### Written task
Locate each line below that includes "proposal" and reproduce it.
>> Start Data for processing
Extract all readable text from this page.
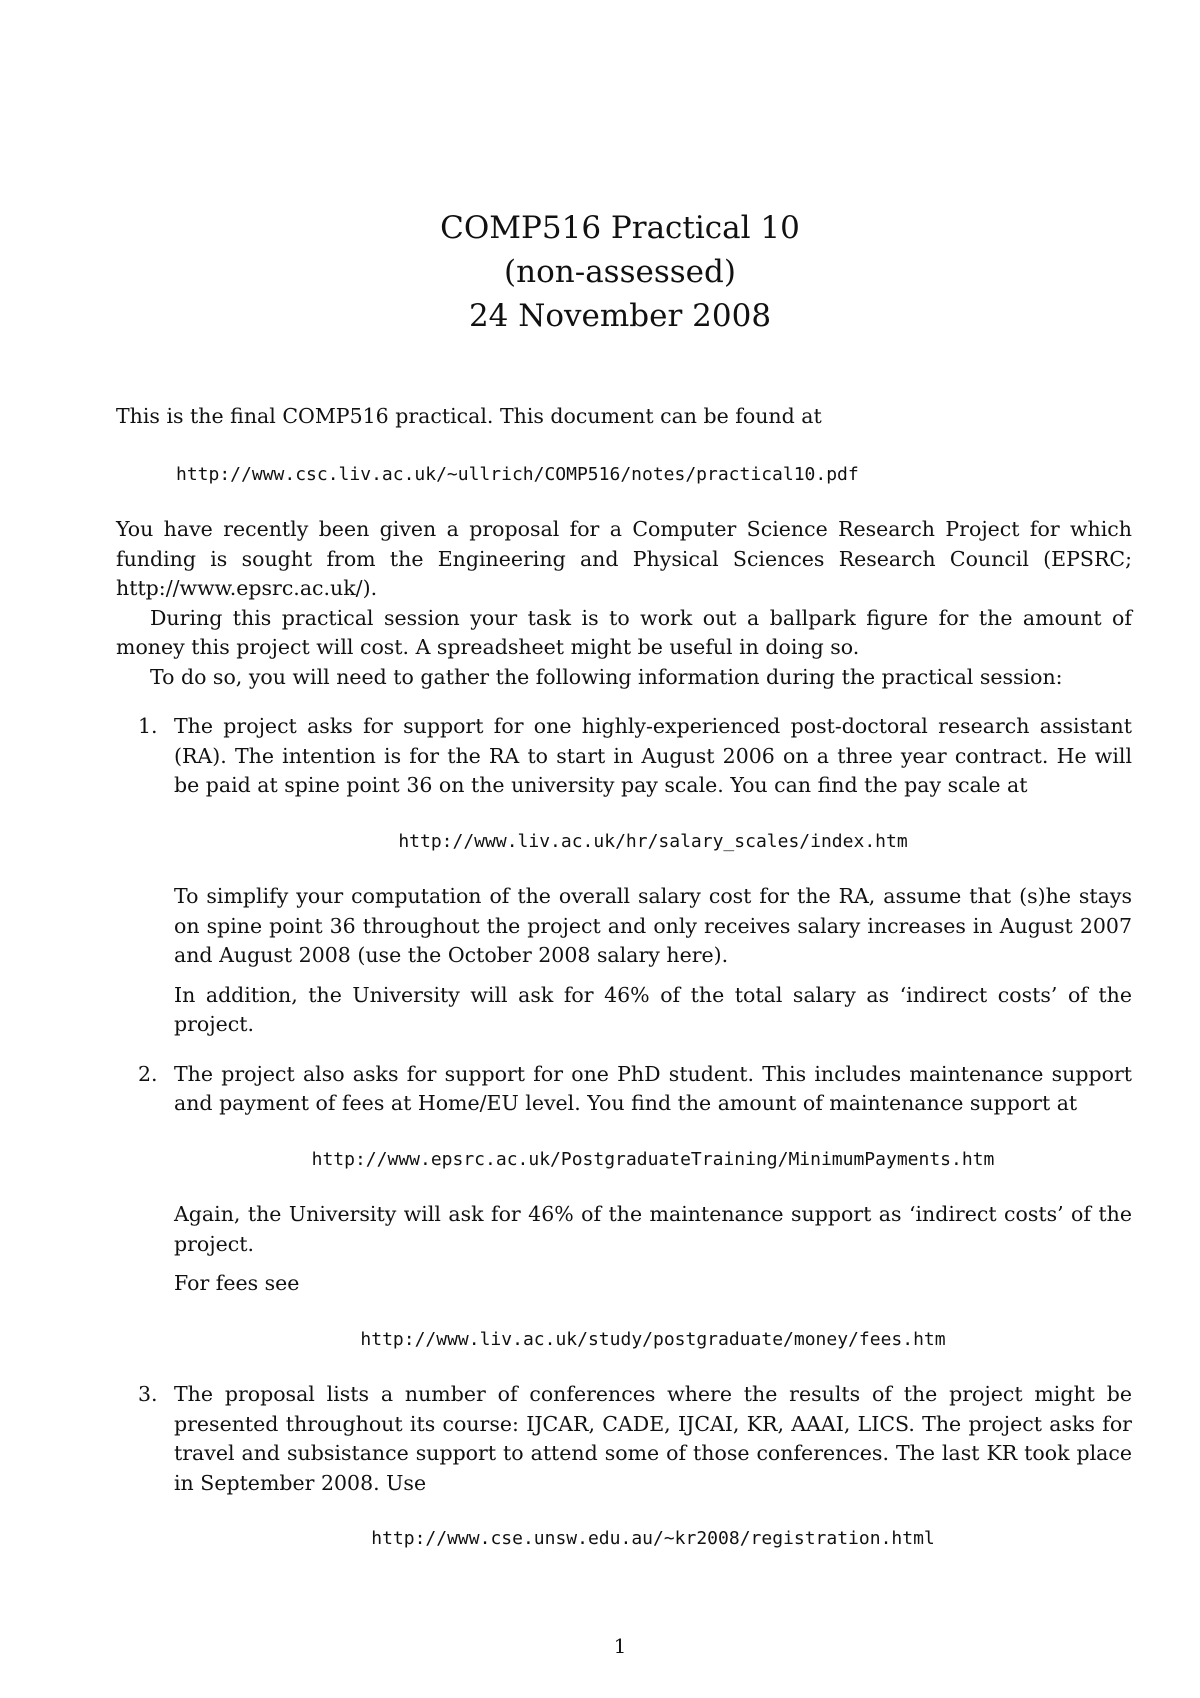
COMP516 Practical 10
(non-assessed)
24 November 2008

This is the final COMP516 practical. This document can be found at

http://www.csc.liv.ac.uk/~ullrich/COMP516/notes/practical10.pdf

You have recently been given a proposal for a Computer Science Research Project for which funding is sought from the Engineering and Physical Sciences Research Council (EPSRC; http://www.epsrc.ac.uk/).

During this practical session your task is to work out a ballpark figure for the amount of money this project will cost. A spreadsheet might be useful in doing so.

To do so, you will need to gather the following information during the practical session:

1. The project asks for support for one highly-experienced post-doctoral research assistant (RA). The intention is for the RA to start in August 2006 on a three year contract. He will be paid at spine point 36 on the university pay scale. You can find the pay scale at

http://www.liv.ac.uk/hr/salary_scales/index.htm

To simplify your computation of the overall salary cost for the RA, assume that (s)he stays on spine point 36 throughout the project and only receives salary increases in August 2007 and August 2008 (use the October 2008 salary here).

In addition, the University will ask for 46% of the total salary as ‘indirect costs’ of the project.

2. The project also asks for support for one PhD student. This includes maintenance support and payment of fees at Home/EU level. You find the amount of maintenance support at

http://www.epsrc.ac.uk/PostgraduateTraining/MinimumPayments.htm

Again, the University will ask for 46% of the maintenance support as ‘indirect costs’ of the project.

For fees see

http://www.liv.ac.uk/study/postgraduate/money/fees.htm
3. The proposal lists a number of conferences where the results of the project might be presented throughout its course: IJCAR, CADE, IJCAI, KR, AAAI, LICS. The project asks for travel and subsistance support to attend some of those conferences. The last KR took place in September 2008. Use

http://www.cse.unsw.edu.au/~kr2008/registration.html
1
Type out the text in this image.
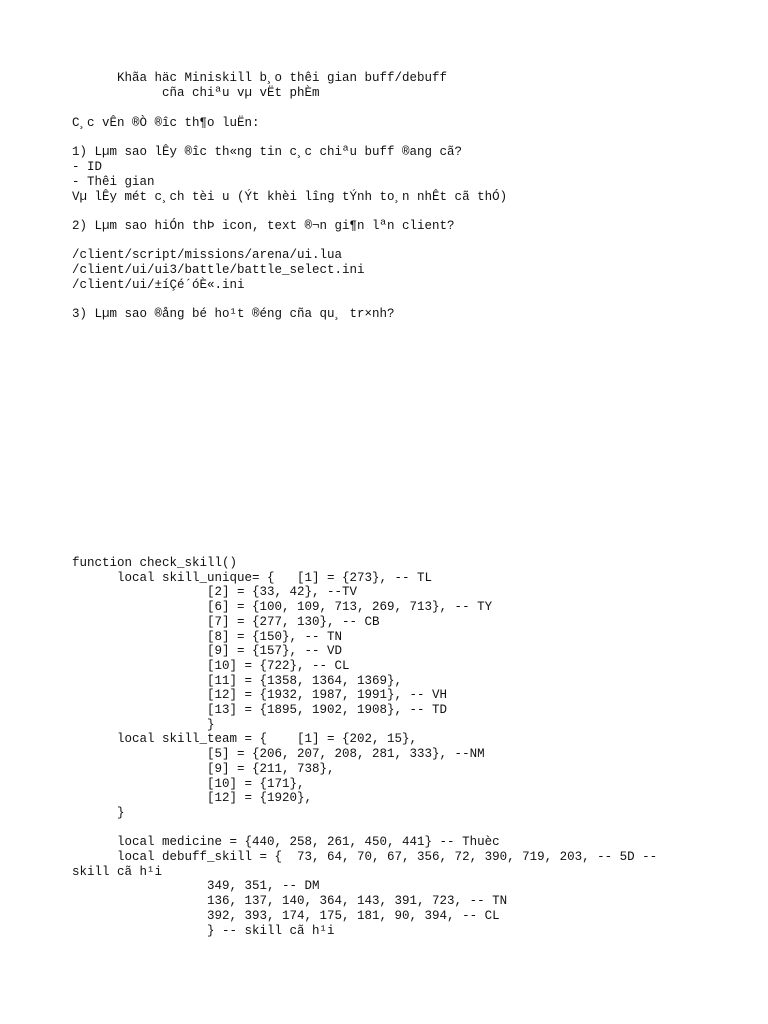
Khãa häc Miniskill b¸o thêi gian buff/debuff
cña chiªu vµ vËt phÈm
C¸c vÊn ®Ò ®îc th¶o luËn:

1) Lµm sao lÊy ®îc th«ng tin c¸c chiªu buff ®ang cã?
- ID
- Thêi gian
Vµ lÊy mét c¸ch tèi u (Ýt khèi lîng tÝnh to¸n nhÊt cã thÓ)

2) Lµm sao hiÓn thÞ icon, text ®¬n gi¶n lªn client?

/client/script/missions/arena/ui.lua
/client/ui/ui3/battle/battle_select.ini
/client/ui/±íÇé´óÈ«.ini

3) Lµm sao ®ång bé ho¹t ®éng cña qu¸ tr×nh?
function check_skill()
local skill_unique= {   [1] = {273}, -- TL
[2] = {33, 42}, --TV
[6] = {100, 109, 713, 269, 713}, -- TY
[7] = {277, 130}, -- CB
[8] = {150}, -- TN
[9] = {157}, -- VD
[10] = {722}, -- CL
[11] = {1358, 1364, 1369},
[12] = {1932, 1987, 1991}, -- VH
[13] = {1895, 1902, 1908}, -- TD
}
local skill_team = {    [1] = {202, 15},
[5] = {206, 207, 208, 281, 333}, --NM
[9] = {211, 738},
[10] = {171},
[12] = {1920},
}

local medicine = {440, 258, 261, 450, 441} -- Thuèc
local debuff_skill = {  73, 64, 70, 67, 356, 72, 390, 719, 203, -- 5D --
skill cã h¹i
349, 351, -- DM
136, 137, 140, 364, 143, 391, 723, -- TN
392, 393, 174, 175, 181, 90, 394, -- CL
} -- skill cã h¹i
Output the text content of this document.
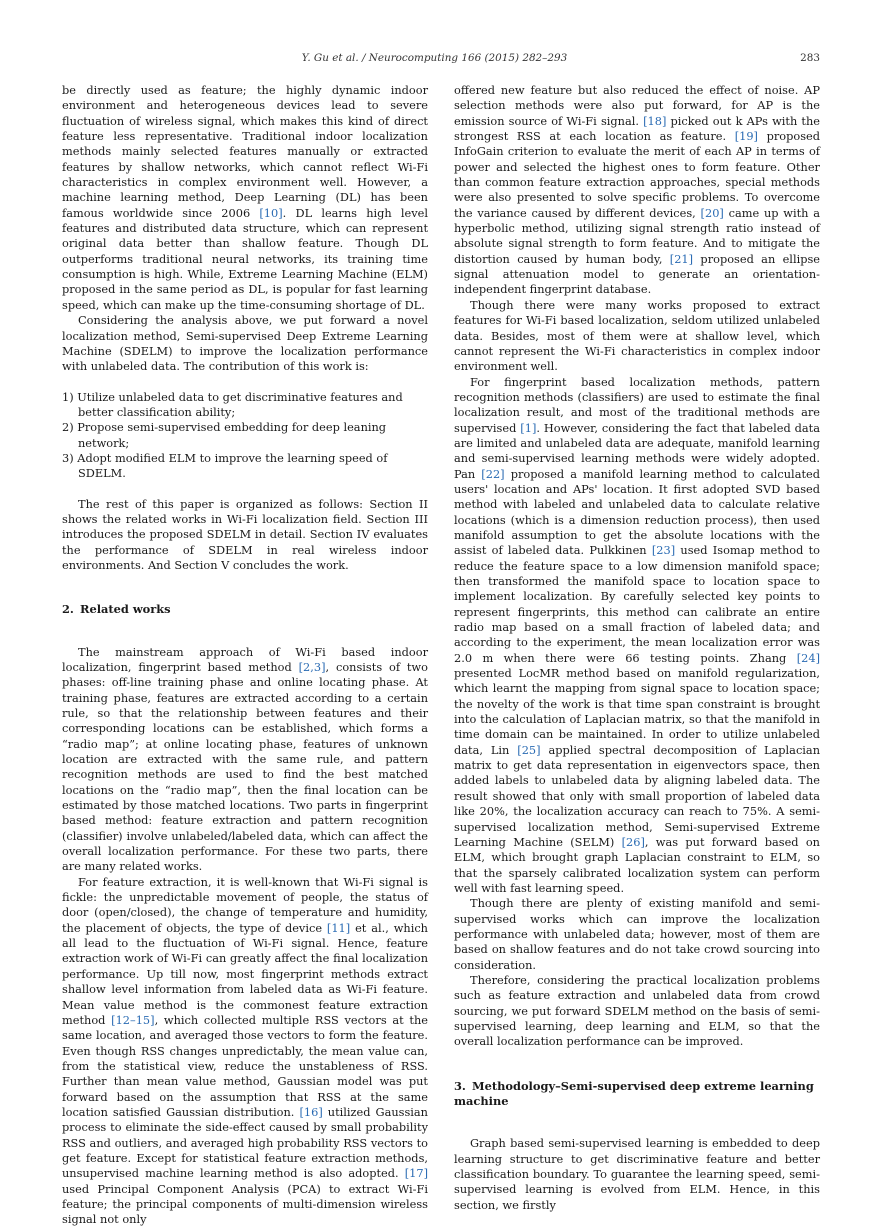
Y. Gu et al. / Neurocomputing 166 (2015) 282–293	283

be directly used as feature; the highly dynamic indoor environment and heterogeneous devices lead to severe fluctuation of wireless signal, which makes this kind of direct feature less representative. Traditional indoor localization methods mainly selected features manually or extracted features by shallow networks, which cannot reflect Wi-Fi characteristics in complex environment well. However, a machine learning method, Deep Learning (DL) has been famous worldwide since 2006 [10]. DL learns high level features and distributed data structure, which can represent original data better than shallow feature. Though DL outperforms traditional neural networks, its training time consumption is high. While, Extreme Learning Machine (ELM) proposed in the same period as DL, is popular for fast learning speed, which can make up the time-consuming shortage of DL.

Considering the analysis above, we put forward a novel localization method, Semi-supervised Deep Extreme Learning Machine (SDELM) to improve the localization performance with unlabeled data. The contribution of this work is:

1) Utilize unlabeled data to get discriminative features and better classification ability;
2) Propose semi-supervised embedding for deep leaning network;
3) Adopt modified ELM to improve the learning speed of SDELM.

The rest of this paper is organized as follows: Section II shows the related works in Wi-Fi localization field. Section III introduces the proposed SDELM in detail. Section IV evaluates the performance of SDELM in real wireless indoor environments. And Section V concludes the work.

2. Related works

The mainstream approach of Wi-Fi based indoor localization, fingerprint based method [2,3], consists of two phases: off-line training phase and online locating phase. At training phase, features are extracted according to a certain rule, so that the relationship between features and their corresponding locations can be established, which forms a “radio map”; at online locating phase, features of unknown location are extracted with the same rule, and pattern recognition methods are used to find the best matched locations on the “radio map”, then the final location can be estimated by those matched locations. Two parts in fingerprint based method: feature extraction and pattern recognition (classifier) involve unlabeled/labeled data, which can affect the overall localization performance. For these two parts, there are many related works.

For feature extraction, it is well-known that Wi-Fi signal is fickle: the unpredictable movement of people, the status of door (open/closed), the change of temperature and humidity, the placement of objects, the type of device [11] et al., which all lead to the fluctuation of Wi-Fi signal. Hence, feature extraction work of Wi-Fi can greatly affect the final localization performance. Up till now, most fingerprint methods extract shallow level information from labeled data as Wi-Fi feature. Mean value method is the commonest feature extraction method [12–15], which collected multiple RSS vectors at the same location, and averaged those vectors to form the feature. Even though RSS changes unpredictably, the mean value can, from the statistical view, reduce the unstableness of RSS. Further than mean value method, Gaussian model was put forward based on the assumption that RSS at the same location satisfied Gaussian distribution. [16] utilized Gaussian process to eliminate the side-effect caused by small probability RSS and outliers, and averaged high probability RSS vectors to get feature. Except for statistical feature extraction methods, unsupervised machine learning method is also adopted. [17] used Principal Component Analysis (PCA) to extract Wi-Fi feature; the principal components of multi-dimension wireless signal not only

offered new feature but also reduced the effect of noise. AP selection methods were also put forward, for AP is the emission source of Wi-Fi signal. [18] picked out k APs with the strongest RSS at each location as feature. [19] proposed InfoGain criterion to evaluate the merit of each AP in terms of power and selected the highest ones to form feature. Other than common feature extraction approaches, special methods were also presented to solve specific problems. To overcome the variance caused by different devices, [20] came up with a hyperbolic method, utilizing signal strength ratio instead of absolute signal strength to form feature. And to mitigate the distortion caused by human body, [21] proposed an ellipse signal attenuation model to generate an orientation-independent fingerprint database.

Though there were many works proposed to extract features for Wi-Fi based localization, seldom utilized unlabeled data. Besides, most of them were at shallow level, which cannot represent the Wi-Fi characteristics in complex indoor environment well.

For fingerprint based localization methods, pattern recognition methods (classifiers) are used to estimate the final localization result, and most of the traditional methods are supervised [1]. However, considering the fact that labeled data are limited and unlabeled data are adequate, manifold learning and semi-supervised learning methods were widely adopted. Pan [22] proposed a manifold learning method to calculated users' location and APs' location. It first adopted SVD based method with labeled and unlabeled data to calculate relative locations (which is a dimension reduction process), then used manifold assumption to get the absolute locations with the assist of labeled data. Pulkkinen [23] used Isomap method to reduce the feature space to a low dimension manifold space; then transformed the manifold space to location space to implement localization. By carefully selected key points to represent fingerprints, this method can calibrate an entire radio map based on a small fraction of labeled data; and according to the experiment, the mean localization error was 2.0 m when there were 66 testing points. Zhang [24] presented LocMR method based on manifold regularization, which learnt the mapping from signal space to location space; the novelty of the work is that time span constraint is brought into the calculation of Laplacian matrix, so that the manifold in time domain can be maintained. In order to utilize unlabeled data, Lin [25] applied spectral decomposition of Laplacian matrix to get data representation in eigenvectors space, then added labels to unlabeled data by aligning labeled data. The result showed that only with small proportion of labeled data like 20%, the localization accuracy can reach to 75%. A semi-supervised localization method, Semi-supervised Extreme Learning Machine (SELM) [26], was put forward based on ELM, which brought graph Laplacian constraint to ELM, so that the sparsely calibrated localization system can perform well with fast learning speed.

Though there are plenty of existing manifold and semi-supervised works which can improve the localization performance with unlabeled data; however, most of them are based on shallow features and do not take crowd sourcing into consideration.

Therefore, considering the practical localization problems such as feature extraction and unlabeled data from crowd sourcing, we put forward SDELM method on the basis of semi-supervised learning, deep learning and ELM, so that the overall localization performance can be improved.

3. Methodology–Semi-supervised deep extreme learning machine

Graph based semi-supervised learning is embedded to deep learning structure to get discriminative feature and better classification boundary. To guarantee the learning speed, semi-supervised learning is evolved from ELM. Hence, in this section, we firstly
>> End Data for processing
### Reply
You have recently been given a proposal for a Computer Science Research Project for which funding is sought from the Engineering and Physical Sciences Research Council (EPSRC; http://www.epsrc.ac.uk/).
3. The proposal lists a number of conferences where the results of the project might be presented throughout its course: IJCAR, CADE, IJCAI, KR, AAAI, LICS. The project asks for travel and subsistance support to attend some of those conferences. The last KR took place in September 2008. Use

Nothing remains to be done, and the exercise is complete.